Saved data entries
========================================================================
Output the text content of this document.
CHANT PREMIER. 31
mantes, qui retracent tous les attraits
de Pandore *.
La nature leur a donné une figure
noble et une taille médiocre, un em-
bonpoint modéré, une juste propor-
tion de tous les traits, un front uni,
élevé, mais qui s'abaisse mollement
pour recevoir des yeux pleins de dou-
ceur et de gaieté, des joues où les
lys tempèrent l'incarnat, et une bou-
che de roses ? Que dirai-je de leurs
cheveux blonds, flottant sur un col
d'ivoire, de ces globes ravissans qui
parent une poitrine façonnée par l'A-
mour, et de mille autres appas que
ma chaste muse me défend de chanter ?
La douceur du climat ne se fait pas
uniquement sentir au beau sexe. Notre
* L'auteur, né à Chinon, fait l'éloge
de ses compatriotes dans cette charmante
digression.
========================================================================
Requirements
Show every line in the entries where the string "tous" occurs.

Exercise solution
mantes, qui retracent tous les attraits
tion de tous les traits, un front uni,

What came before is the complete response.